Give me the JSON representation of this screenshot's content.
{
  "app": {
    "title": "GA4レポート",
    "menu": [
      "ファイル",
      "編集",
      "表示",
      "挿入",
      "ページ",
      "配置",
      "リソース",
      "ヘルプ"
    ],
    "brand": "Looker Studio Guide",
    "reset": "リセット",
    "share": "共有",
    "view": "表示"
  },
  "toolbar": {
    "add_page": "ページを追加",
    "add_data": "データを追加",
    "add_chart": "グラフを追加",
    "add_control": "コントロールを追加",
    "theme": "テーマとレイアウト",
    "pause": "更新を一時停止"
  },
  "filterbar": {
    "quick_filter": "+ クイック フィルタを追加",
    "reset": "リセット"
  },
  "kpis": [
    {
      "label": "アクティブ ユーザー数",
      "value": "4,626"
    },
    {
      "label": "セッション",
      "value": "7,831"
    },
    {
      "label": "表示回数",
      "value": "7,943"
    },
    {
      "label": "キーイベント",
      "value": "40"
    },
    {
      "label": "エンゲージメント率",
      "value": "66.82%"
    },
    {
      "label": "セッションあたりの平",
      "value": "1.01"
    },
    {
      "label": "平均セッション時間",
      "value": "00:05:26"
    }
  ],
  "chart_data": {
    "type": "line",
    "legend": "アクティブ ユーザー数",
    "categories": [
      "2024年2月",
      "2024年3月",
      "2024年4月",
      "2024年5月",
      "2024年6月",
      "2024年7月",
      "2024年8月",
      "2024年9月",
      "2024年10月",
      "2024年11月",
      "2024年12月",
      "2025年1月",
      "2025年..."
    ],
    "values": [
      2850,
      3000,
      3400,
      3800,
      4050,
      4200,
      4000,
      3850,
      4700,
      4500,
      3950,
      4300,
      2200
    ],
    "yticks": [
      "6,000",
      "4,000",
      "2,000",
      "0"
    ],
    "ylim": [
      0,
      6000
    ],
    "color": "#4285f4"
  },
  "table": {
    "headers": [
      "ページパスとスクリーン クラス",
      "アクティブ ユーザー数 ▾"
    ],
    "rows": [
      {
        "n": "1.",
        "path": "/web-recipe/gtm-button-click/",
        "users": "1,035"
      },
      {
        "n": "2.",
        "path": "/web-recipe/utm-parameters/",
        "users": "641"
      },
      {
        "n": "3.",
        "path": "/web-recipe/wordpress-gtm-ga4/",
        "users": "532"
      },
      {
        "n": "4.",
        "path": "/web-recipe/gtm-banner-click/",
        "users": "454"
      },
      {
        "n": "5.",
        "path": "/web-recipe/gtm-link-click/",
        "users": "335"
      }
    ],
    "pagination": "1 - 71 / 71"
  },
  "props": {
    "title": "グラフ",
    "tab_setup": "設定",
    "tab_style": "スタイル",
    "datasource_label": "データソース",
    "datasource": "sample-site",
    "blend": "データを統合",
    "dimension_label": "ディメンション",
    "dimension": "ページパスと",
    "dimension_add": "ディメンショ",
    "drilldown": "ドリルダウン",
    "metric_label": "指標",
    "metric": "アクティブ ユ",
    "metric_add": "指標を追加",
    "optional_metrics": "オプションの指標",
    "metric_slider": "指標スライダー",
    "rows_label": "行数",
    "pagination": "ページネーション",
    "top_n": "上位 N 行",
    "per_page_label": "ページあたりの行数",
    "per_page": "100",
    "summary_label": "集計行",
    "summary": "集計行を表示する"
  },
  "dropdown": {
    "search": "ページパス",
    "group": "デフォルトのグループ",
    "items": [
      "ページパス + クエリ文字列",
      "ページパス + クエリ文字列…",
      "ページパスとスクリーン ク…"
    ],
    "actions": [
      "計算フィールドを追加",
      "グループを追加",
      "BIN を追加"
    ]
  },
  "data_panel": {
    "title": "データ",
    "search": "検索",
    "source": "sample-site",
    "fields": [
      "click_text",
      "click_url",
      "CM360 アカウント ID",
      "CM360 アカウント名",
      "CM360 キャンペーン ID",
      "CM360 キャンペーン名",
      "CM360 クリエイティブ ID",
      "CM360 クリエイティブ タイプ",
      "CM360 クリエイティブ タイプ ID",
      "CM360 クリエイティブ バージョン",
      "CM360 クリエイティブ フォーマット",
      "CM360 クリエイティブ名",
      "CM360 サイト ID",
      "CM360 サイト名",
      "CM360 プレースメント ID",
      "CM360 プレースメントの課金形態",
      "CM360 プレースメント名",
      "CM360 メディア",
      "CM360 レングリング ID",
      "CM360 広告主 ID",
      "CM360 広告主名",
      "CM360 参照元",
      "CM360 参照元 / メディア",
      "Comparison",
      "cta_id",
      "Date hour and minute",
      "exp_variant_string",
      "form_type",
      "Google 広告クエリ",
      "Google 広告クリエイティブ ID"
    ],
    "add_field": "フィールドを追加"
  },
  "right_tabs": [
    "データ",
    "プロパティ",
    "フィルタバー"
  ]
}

- [Aim]
Could you reproduce every record above exactly as it appears?

- [Task solution]
Give me the JSON representation of this screenshot's content.
{
  "app": {
    "title": "GA4レポート",
    "menu": [
      "ファイル",
      "編集",
      "表示",
      "挿入",
      "ページ",
      "配置",
      "リソース",
      "ヘルプ"
    ],
    "brand": "Looker Studio Guide",
    "reset": "リセット",
    "share": "共有",
    "view": "表示"
  },
  "toolbar": {
    "add_page": "ページを追加",
    "add_data": "データを追加",
    "add_chart": "グラフを追加",
    "add_control": "コントロールを追加",
    "theme": "テーマとレイアウト",
    "pause": "更新を一時停止"
  },
  "filterbar": {
    "quick_filter": "+ クイック フィルタを追加",
    "reset": "リセット"
  },
  "kpis": [
    {
      "label": "アクティブ ユーザー数",
      "value": "4,626"
    },
    {
      "label": "セッション",
      "value": "7,831"
    },
    {
      "label": "表示回数",
      "value": "7,943"
    },
    {
      "label": "キーイベント",
      "value": "40"
    },
    {
      "label": "エンゲージメント率",
      "value": "66.82%"
    },
    {
      "label": "セッションあたりの平",
      "value": "1.01"
    },
    {
      "label": "平均セッション時間",
      "value": "00:05:26"
    }
  ],
  "chart_data": {
    "type": "line",
    "legend": "アクティブ ユーザー数",
    "categories": [
      "2024年2月",
      "2024年3月",
      "2024年4月",
      "2024年5月",
      "2024年6月",
      "2024年7月",
      "2024年8月",
      "2024年9月",
      "2024年10月",
      "2024年11月",
      "2024年12月",
      "2025年1月",
      "2025年..."
    ],
    "values": [
      2850,
      3000,
      3400,
      3800,
      4050,
      4200,
      4000,
      3850,
      4700,
      4500,
      3950,
      4300,
      2200
    ],
    "yticks": [
      "6,000",
      "4,000",
      "2,000",
      "0"
    ],
    "ylim": [
      0,
      6000
    ],
    "color": "#4285f4"
  },
  "table": {
    "headers": [
      "ページパスとスクリーン クラス",
      "アクティブ ユーザー数 ▾"
    ],
    "rows": [
      {
        "n": "1.",
        "path": "/web-recipe/gtm-button-click/",
        "users": "1,035"
      },
      {
        "n": "2.",
        "path": "/web-recipe/utm-parameters/",
        "users": "641"
      },
      {
        "n": "3.",
        "path": "/web-recipe/wordpress-gtm-ga4/",
        "users": "532"
      },
      {
        "n": "4.",
        "path": "/web-recipe/gtm-banner-click/",
        "users": "454"
      },
      {
        "n": "5.",
        "path": "/web-recipe/gtm-link-click/",
        "users": "335"
      }
    ],
    "pagination": "1 - 71 / 71"
  },
  "props": {
    "title": "グラフ",
    "tab_setup": "設定",
    "tab_style": "スタイル",
    "datasource_label": "データソース",
    "datasource": "sample-site",
    "blend": "データを統合",
    "dimension_label": "ディメンション",
    "dimension": "ページパスと",
    "dimension_add": "ディメンショ",
    "drilldown": "ドリルダウン",
    "metric_label": "指標",
    "metric": "アクティブ ユ",
    "metric_add": "指標を追加",
    "optional_metrics": "オプションの指標",
    "metric_slider": "指標スライダー",
    "rows_label": "行数",
    "pagination": "ページネーション",
    "top_n": "上位 N 行",
    "per_page_label": "ページあたりの行数",
    "per_page": "100",
    "summary_label": "集計行",
    "summary": "集計行を表示する"
  },
  "dropdown": {
    "search": "ページパス",
    "group": "デフォルトのグループ",
    "items": [
      "ページパス + クエリ文字列",
      "ページパス + クエリ文字列…",
      "ページパスとスクリーン ク…"
    ],
    "actions": [
      "計算フィールドを追加",
      "グループを追加",
      "BIN を追加"
    ]
  },
  "data_panel": {
    "title": "データ",
    "search": "検索",
    "source": "sample-site",
    "fields": [
      "click_text",
      "click_url",
      "CM360 アカウント ID",
      "CM360 アカウント名",
      "CM360 キャンペーン ID",
      "CM360 キャンペーン名",
      "CM360 クリエイティブ ID",
      "CM360 クリエイティブ タイプ",
      "CM360 クリエイティブ タイプ ID",
      "CM360 クリエイティブ バージョン",
      "CM360 クリエイティブ フォーマット",
      "CM360 クリエイティブ名",
      "CM360 サイト ID",
      "CM360 サイト名",
      "CM360 プレースメント ID",
      "CM360 プレースメントの課金形態",
      "CM360 プレースメント名",
      "CM360 メディア",
      "CM360 レングリング ID",
      "CM360 広告主 ID",
      "CM360 広告主名",
      "CM360 参照元",
      "CM360 参照元 / メディア",
      "Comparison",
      "cta_id",
      "Date hour and minute",
      "exp_variant_string",
      "form_type",
      "Google 広告クエリ",
      "Google 広告クリエイティブ ID"
    ],
    "add_field": "フィールドを追加"
  },
  "right_tabs": [
    "データ",
    "プロパティ",
    "フィルタバー"
  ]
}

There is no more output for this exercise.